WORK REQUIRED:
Extract every line of the material that holds the string "přijatých".

(Records from a dataset)
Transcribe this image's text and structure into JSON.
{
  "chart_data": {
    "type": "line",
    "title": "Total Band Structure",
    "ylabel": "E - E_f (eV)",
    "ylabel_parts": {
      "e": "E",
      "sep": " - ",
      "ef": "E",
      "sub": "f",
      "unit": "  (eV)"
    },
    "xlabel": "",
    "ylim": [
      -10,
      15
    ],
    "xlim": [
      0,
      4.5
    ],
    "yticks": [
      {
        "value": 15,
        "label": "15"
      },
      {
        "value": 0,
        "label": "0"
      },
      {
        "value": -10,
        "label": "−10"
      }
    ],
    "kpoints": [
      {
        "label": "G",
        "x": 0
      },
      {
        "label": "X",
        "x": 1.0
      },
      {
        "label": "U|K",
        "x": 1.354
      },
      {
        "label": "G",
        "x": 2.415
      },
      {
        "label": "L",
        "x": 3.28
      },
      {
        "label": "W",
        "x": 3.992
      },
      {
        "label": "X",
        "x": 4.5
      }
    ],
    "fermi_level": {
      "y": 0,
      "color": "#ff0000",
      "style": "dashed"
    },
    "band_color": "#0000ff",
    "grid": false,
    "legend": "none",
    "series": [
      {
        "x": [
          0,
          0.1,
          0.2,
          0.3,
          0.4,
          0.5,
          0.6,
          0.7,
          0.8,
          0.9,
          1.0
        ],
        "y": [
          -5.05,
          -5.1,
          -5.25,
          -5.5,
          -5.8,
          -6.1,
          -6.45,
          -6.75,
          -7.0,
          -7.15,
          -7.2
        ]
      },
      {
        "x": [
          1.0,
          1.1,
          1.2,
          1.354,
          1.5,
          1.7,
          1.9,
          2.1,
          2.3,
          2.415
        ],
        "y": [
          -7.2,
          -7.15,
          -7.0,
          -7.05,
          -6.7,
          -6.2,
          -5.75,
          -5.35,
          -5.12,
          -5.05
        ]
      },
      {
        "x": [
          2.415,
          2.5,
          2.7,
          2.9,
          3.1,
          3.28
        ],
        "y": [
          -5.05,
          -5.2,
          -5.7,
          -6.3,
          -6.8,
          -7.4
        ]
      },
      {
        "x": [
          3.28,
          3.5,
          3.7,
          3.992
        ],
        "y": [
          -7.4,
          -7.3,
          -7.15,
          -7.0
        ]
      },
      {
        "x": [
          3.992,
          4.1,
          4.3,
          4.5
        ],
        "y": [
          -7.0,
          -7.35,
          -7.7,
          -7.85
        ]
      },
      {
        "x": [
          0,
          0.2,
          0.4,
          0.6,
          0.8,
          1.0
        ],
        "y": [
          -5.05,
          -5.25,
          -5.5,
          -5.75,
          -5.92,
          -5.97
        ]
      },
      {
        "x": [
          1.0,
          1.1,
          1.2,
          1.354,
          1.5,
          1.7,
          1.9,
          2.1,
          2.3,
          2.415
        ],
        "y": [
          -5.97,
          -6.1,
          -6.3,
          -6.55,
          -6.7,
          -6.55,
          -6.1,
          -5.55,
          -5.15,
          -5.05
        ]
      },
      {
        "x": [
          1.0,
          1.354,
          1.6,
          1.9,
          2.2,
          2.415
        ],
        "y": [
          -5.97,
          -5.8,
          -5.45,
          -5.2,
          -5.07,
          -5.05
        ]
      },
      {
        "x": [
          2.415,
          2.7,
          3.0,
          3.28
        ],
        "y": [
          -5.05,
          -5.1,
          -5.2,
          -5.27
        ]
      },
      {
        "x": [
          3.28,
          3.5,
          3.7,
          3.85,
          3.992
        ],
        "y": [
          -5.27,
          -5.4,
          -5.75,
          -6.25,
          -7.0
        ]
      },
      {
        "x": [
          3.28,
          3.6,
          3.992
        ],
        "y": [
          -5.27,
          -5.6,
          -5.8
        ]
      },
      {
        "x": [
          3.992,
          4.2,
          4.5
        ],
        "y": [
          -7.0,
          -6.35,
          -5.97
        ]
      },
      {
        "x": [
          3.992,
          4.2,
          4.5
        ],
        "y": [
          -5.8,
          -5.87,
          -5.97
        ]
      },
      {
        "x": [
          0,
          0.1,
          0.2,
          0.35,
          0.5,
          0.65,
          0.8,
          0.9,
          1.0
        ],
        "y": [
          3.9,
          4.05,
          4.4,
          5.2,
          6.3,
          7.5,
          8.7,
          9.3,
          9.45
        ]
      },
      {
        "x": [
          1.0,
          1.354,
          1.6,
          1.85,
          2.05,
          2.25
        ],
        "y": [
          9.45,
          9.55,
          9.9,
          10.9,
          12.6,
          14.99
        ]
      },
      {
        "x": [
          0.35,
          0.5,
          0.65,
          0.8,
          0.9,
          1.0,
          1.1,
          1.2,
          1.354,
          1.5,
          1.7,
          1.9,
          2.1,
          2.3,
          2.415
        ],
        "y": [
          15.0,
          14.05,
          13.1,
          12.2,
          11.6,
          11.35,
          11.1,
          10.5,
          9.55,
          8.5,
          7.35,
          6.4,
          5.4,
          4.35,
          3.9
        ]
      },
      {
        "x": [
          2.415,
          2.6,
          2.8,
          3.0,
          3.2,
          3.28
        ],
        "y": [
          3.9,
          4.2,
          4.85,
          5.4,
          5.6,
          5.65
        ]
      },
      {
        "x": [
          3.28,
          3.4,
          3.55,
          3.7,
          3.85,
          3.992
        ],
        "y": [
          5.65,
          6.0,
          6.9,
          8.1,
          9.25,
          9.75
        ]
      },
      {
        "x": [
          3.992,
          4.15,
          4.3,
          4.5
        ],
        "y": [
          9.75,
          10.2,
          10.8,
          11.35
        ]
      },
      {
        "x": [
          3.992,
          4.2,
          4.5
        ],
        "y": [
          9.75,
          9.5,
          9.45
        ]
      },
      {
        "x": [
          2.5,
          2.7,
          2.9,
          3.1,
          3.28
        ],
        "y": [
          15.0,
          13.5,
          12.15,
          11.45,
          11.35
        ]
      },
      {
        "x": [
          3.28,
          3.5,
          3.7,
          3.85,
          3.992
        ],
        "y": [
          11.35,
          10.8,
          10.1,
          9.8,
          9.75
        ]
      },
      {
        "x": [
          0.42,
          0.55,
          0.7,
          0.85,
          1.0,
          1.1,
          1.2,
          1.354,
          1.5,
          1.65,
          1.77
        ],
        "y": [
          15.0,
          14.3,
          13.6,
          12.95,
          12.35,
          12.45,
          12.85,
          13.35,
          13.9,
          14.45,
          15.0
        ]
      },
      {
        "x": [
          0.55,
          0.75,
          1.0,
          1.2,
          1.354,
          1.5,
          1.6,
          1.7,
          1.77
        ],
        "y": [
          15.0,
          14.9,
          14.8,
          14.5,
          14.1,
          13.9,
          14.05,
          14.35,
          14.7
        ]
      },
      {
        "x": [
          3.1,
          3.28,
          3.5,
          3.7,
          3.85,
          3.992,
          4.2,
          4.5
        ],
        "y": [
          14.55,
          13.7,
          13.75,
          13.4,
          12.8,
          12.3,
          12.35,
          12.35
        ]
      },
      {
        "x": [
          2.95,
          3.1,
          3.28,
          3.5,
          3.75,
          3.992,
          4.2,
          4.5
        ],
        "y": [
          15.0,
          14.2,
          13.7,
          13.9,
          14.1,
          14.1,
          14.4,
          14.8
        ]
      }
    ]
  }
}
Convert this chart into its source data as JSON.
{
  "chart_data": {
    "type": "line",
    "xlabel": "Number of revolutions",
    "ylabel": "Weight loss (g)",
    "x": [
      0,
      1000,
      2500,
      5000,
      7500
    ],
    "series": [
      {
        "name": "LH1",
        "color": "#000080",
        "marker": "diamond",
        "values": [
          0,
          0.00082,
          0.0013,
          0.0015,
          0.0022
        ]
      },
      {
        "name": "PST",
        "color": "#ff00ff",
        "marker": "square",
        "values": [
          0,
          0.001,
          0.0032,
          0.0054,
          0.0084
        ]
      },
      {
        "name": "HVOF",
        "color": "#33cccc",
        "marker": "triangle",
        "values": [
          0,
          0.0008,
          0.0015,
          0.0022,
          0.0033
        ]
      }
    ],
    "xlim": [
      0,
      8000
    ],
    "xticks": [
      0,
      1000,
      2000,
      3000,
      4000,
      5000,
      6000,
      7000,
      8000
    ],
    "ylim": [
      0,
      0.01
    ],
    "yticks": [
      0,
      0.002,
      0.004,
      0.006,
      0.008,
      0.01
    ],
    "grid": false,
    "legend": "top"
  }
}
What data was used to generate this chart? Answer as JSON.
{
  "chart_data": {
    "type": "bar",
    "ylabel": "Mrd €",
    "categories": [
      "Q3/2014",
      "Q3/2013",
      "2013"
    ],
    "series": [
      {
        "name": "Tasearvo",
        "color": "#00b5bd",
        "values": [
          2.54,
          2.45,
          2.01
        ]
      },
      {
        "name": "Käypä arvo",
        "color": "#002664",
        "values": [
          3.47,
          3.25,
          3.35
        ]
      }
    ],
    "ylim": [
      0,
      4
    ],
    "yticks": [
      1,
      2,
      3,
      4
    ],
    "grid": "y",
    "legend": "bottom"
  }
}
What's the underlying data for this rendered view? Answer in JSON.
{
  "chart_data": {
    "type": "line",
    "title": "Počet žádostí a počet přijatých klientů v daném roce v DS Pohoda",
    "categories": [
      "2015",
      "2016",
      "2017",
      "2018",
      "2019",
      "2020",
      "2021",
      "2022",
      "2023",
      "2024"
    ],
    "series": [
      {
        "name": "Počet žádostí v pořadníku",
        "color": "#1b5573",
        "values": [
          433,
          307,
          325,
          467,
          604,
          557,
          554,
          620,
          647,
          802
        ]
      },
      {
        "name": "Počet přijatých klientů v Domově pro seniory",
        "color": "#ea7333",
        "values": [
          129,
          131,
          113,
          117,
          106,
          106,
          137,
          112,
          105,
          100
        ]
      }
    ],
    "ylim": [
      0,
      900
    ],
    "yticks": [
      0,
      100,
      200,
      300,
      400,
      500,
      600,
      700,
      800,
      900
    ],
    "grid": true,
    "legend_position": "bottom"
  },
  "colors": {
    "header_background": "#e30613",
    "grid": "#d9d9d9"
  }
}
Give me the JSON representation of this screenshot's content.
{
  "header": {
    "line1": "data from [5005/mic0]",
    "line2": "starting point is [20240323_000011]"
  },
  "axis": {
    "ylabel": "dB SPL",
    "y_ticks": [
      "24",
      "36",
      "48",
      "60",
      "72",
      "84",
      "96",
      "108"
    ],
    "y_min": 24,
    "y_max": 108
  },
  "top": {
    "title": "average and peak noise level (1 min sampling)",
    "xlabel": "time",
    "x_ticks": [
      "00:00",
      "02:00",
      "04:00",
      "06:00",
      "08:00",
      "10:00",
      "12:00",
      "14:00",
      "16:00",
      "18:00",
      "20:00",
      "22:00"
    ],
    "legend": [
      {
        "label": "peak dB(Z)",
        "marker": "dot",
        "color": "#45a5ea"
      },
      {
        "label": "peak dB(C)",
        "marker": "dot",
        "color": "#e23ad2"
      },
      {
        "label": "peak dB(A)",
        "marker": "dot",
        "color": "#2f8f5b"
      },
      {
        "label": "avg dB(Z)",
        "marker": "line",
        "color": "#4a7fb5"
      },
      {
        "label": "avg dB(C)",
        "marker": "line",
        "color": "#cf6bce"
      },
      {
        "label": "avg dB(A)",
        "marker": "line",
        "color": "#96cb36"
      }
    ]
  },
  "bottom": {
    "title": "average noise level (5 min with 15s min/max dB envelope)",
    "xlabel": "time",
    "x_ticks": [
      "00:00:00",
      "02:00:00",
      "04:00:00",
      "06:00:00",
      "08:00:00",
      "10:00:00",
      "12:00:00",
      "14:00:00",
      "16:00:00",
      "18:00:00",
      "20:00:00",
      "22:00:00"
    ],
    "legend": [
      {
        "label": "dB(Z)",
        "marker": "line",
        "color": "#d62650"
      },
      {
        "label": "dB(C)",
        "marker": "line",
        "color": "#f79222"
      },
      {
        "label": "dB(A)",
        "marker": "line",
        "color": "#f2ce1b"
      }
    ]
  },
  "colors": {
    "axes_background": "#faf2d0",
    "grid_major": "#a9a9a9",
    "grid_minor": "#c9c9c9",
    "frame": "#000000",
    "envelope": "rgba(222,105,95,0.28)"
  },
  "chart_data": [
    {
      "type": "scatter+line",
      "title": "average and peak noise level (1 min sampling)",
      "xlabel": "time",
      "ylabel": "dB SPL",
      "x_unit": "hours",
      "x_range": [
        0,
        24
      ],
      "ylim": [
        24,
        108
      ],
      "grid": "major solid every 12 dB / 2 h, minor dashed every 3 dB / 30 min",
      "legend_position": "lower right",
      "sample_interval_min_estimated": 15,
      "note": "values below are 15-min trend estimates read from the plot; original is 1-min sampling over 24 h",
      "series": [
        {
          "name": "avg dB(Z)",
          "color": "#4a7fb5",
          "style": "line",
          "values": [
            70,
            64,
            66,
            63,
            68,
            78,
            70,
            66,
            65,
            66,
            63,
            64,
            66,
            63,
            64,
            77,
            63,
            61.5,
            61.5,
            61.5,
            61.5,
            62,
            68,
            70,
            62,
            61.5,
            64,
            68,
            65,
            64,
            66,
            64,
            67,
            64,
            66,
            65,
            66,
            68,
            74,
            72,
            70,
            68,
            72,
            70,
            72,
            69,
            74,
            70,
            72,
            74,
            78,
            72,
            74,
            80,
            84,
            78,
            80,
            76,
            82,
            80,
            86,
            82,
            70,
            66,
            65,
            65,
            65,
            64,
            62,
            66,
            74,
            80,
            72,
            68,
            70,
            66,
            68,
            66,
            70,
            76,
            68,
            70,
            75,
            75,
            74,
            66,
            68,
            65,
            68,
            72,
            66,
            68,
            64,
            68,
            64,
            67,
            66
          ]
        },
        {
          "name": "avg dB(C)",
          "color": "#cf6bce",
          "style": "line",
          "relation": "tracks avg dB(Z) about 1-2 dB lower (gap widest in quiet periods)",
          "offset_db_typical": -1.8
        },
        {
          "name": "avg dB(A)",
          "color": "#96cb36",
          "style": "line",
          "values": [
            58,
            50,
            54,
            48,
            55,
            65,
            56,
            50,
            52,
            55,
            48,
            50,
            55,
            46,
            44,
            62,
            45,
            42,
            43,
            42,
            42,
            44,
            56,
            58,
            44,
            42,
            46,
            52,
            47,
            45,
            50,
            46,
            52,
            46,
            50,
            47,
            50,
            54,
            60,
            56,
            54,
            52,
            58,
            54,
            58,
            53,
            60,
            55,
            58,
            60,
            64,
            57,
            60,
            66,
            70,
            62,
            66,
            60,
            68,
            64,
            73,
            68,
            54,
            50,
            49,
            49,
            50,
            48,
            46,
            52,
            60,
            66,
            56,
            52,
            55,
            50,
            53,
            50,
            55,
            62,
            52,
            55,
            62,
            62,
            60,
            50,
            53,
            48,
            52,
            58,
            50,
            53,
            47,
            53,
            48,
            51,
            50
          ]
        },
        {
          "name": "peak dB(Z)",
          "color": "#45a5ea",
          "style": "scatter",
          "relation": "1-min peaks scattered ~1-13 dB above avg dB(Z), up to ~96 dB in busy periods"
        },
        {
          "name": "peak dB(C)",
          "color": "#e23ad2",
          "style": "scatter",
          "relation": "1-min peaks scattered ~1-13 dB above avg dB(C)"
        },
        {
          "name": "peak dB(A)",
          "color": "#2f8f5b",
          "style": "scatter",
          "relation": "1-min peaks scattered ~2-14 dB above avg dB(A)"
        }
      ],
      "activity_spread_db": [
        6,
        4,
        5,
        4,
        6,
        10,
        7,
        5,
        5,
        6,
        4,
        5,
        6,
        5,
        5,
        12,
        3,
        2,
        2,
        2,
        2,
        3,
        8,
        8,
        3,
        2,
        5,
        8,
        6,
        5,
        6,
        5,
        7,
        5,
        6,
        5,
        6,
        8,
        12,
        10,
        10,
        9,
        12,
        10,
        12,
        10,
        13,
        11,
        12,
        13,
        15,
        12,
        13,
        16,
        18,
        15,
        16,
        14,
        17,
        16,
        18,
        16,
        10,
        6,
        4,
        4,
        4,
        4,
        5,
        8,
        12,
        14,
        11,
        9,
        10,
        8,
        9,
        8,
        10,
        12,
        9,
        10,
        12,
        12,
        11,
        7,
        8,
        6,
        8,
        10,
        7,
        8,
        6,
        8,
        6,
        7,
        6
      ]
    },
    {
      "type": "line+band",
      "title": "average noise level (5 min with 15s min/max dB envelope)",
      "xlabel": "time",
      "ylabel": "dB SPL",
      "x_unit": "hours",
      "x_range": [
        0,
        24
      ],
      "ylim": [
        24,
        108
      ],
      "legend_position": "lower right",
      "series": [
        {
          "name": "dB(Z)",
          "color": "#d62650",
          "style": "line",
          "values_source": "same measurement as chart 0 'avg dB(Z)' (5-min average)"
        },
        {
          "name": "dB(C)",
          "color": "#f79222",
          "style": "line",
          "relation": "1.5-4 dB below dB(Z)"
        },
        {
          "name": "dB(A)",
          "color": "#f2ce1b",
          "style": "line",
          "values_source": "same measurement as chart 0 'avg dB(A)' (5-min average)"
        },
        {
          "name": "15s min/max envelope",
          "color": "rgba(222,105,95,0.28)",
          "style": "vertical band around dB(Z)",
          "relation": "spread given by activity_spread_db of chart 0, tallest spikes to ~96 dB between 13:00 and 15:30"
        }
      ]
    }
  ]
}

ANSWER TO THIS PROBLEM:
    "title": "Počet žádostí a počet přijatých klientů v daném roce v DS Pohoda",
        "name": "Počet přijatých klientů v Domově pro seniory",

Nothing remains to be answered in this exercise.